* _Required task_
For each line in the data below that holds "screen", return a copy.

* _Records to process_
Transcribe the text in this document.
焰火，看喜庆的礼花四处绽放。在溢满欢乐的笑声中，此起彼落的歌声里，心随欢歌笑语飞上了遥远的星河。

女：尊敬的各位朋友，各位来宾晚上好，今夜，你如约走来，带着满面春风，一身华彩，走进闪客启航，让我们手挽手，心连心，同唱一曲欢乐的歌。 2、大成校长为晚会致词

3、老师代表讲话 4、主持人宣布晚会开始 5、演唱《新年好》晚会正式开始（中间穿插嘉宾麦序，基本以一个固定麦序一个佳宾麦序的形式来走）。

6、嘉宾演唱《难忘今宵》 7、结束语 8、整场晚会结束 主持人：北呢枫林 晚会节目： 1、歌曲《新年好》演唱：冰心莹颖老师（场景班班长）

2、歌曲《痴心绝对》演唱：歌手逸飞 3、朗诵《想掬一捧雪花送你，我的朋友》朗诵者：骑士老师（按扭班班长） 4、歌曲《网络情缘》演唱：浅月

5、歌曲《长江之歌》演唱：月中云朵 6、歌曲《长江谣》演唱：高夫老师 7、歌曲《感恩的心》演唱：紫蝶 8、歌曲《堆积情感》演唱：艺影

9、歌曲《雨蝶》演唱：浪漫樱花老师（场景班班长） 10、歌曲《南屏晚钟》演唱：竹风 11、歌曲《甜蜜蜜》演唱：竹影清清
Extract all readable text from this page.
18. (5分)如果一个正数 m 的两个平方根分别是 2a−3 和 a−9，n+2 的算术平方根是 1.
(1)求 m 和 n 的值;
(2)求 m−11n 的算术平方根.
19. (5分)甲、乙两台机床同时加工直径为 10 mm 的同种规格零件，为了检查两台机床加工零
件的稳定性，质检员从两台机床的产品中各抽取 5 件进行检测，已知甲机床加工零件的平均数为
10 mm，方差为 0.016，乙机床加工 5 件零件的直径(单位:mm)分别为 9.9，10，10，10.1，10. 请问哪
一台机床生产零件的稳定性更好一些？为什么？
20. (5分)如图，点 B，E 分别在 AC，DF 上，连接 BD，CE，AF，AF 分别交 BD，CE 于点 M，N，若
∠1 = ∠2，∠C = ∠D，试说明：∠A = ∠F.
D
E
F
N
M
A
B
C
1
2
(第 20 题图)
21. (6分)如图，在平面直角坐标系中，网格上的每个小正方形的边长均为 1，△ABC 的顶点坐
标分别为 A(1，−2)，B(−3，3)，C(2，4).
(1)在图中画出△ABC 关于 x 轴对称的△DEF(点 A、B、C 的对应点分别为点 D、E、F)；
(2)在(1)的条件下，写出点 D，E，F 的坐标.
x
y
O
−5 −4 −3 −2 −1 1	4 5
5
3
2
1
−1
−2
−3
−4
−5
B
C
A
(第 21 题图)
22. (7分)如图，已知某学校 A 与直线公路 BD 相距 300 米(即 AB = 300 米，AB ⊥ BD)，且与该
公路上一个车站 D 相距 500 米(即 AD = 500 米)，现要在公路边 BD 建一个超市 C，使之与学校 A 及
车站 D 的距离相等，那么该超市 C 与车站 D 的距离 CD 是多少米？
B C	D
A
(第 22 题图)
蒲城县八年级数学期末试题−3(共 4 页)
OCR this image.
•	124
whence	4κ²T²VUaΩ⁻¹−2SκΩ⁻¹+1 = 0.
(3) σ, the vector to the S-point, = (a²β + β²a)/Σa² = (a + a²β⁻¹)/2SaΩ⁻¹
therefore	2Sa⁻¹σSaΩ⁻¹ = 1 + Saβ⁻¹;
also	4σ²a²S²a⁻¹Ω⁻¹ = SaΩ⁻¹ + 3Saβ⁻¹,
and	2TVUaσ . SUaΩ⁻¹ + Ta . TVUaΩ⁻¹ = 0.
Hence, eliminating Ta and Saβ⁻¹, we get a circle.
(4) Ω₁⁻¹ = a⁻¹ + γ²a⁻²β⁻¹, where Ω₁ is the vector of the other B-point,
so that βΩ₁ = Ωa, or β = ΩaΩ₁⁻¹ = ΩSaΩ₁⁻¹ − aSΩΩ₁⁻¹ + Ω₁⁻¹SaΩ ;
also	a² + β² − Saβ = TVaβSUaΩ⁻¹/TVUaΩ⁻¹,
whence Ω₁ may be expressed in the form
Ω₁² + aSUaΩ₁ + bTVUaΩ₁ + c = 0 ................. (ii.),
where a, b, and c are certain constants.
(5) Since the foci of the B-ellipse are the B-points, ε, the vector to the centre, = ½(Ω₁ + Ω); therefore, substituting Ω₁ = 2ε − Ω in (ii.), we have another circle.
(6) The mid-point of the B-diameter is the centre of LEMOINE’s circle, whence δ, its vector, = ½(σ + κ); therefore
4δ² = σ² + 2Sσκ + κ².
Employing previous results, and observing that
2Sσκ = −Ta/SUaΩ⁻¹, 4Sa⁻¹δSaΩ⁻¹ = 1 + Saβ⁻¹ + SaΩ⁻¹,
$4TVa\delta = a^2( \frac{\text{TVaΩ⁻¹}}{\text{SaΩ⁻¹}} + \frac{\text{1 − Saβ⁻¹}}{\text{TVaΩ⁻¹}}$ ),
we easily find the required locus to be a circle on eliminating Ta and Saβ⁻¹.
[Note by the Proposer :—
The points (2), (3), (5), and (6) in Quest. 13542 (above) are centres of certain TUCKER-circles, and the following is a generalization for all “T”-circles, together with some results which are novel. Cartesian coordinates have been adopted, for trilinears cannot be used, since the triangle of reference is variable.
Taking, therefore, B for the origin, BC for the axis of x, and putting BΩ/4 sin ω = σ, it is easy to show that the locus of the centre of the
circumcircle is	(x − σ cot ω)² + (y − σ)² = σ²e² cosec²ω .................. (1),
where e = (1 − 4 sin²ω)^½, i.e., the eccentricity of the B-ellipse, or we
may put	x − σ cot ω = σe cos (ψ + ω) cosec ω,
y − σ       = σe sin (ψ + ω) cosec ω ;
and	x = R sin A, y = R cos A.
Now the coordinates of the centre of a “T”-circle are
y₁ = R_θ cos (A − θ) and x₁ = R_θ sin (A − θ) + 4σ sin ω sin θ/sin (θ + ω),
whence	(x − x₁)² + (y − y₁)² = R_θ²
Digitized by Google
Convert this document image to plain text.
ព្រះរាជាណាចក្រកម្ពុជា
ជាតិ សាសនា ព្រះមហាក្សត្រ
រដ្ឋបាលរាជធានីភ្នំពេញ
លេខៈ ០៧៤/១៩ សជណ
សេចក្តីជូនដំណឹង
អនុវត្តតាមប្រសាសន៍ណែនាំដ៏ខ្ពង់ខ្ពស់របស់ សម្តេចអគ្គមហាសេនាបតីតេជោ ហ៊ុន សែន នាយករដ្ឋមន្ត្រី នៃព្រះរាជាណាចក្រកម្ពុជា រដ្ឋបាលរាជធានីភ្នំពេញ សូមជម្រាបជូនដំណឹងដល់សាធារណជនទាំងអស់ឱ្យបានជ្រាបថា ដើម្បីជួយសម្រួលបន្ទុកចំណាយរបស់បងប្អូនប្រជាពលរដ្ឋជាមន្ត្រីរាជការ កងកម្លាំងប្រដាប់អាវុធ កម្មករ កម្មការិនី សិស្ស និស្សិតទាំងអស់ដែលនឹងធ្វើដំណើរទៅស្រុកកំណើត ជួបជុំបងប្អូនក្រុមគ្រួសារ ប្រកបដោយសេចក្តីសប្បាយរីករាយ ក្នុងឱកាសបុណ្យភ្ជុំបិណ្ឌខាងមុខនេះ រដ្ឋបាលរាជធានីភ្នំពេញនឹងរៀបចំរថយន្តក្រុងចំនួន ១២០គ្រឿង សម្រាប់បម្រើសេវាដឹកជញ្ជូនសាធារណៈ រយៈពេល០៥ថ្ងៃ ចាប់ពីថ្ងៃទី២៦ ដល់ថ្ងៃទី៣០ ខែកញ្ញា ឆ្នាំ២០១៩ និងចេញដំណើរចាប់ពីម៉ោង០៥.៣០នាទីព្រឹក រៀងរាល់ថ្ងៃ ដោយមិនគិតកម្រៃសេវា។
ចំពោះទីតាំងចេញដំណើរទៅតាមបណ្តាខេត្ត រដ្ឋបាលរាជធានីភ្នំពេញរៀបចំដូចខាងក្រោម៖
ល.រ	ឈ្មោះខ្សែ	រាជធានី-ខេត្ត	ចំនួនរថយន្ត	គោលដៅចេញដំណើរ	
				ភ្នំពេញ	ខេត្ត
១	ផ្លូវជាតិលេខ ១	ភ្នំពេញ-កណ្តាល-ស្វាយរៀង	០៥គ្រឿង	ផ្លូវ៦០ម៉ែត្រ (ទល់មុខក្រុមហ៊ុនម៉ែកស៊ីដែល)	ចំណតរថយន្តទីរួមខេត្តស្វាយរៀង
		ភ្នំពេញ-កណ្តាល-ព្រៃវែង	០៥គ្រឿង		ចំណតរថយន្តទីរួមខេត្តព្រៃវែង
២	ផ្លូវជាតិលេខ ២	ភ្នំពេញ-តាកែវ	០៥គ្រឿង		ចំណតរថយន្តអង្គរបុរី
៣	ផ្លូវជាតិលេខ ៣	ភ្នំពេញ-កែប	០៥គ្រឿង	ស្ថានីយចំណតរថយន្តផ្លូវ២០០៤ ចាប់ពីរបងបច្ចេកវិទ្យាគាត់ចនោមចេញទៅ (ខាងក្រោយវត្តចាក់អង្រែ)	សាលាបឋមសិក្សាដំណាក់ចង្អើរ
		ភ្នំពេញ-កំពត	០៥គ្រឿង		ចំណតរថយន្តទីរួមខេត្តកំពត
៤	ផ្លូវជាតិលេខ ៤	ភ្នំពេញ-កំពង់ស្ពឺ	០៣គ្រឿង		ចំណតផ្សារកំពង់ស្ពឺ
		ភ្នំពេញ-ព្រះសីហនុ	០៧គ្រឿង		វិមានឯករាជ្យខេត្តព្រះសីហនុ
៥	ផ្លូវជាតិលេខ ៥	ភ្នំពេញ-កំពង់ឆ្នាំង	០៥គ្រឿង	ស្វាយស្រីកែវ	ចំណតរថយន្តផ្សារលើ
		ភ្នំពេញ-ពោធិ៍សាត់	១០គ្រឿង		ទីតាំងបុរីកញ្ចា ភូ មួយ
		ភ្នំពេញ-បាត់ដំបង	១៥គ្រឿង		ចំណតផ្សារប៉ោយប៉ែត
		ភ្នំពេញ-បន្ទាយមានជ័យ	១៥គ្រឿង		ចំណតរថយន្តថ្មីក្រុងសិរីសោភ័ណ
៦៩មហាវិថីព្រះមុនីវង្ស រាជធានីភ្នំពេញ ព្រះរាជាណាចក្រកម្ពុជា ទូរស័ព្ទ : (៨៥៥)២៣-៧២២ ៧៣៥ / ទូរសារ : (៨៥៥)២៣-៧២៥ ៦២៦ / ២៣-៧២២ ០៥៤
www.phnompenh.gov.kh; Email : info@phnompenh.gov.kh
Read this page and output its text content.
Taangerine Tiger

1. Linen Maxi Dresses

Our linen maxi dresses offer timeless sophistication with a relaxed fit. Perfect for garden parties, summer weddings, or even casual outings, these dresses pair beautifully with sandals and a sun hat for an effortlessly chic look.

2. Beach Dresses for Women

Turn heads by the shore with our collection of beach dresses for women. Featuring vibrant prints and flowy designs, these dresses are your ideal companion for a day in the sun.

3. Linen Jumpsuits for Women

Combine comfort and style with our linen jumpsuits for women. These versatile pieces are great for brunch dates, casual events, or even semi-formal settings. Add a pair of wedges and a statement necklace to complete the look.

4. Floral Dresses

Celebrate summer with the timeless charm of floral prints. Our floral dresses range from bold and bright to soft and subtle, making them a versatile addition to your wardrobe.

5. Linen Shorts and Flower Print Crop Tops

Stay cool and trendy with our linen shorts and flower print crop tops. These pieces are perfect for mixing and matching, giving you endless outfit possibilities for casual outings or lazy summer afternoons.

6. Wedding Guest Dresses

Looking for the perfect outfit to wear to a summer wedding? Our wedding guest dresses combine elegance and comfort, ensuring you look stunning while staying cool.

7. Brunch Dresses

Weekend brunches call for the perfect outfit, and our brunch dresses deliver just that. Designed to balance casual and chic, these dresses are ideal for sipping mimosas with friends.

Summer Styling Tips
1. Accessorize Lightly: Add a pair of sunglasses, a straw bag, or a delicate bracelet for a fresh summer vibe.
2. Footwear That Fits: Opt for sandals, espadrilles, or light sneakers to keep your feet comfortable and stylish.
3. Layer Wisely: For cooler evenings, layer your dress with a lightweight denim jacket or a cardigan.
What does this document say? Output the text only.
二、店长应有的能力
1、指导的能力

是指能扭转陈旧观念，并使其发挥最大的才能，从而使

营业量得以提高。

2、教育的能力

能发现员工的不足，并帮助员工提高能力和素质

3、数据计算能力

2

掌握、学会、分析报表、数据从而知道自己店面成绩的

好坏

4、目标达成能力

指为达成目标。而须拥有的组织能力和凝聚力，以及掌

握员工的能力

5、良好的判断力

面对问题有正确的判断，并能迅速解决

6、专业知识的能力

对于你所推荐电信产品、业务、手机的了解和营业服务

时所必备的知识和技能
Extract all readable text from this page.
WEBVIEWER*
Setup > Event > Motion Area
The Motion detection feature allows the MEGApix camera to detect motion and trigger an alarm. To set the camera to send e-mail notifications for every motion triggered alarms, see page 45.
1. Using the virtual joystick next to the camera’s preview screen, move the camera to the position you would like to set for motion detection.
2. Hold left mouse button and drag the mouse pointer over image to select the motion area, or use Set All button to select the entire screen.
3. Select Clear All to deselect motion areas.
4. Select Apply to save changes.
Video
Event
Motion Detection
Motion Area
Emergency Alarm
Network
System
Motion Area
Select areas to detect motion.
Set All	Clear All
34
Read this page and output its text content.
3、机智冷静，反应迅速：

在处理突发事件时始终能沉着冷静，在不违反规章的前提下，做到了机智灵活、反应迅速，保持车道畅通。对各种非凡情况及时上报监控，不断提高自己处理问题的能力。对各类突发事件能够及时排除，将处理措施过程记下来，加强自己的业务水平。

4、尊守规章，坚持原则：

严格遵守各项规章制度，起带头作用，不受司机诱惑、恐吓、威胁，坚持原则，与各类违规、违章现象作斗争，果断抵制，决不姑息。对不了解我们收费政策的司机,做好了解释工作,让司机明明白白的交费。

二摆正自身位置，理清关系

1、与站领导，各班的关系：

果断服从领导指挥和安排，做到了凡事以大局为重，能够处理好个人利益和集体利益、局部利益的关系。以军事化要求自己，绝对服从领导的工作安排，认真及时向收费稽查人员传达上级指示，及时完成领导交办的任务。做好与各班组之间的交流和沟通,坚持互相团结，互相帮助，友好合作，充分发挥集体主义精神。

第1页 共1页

* _Full response_
1. Using the virtual joystick next to the camera’s preview screen, move the camera to the position you would like to set for motion detection.
2. Hold left mouse button and drag the mouse pointer over image to select the motion area, or use Set All button to select the entire screen.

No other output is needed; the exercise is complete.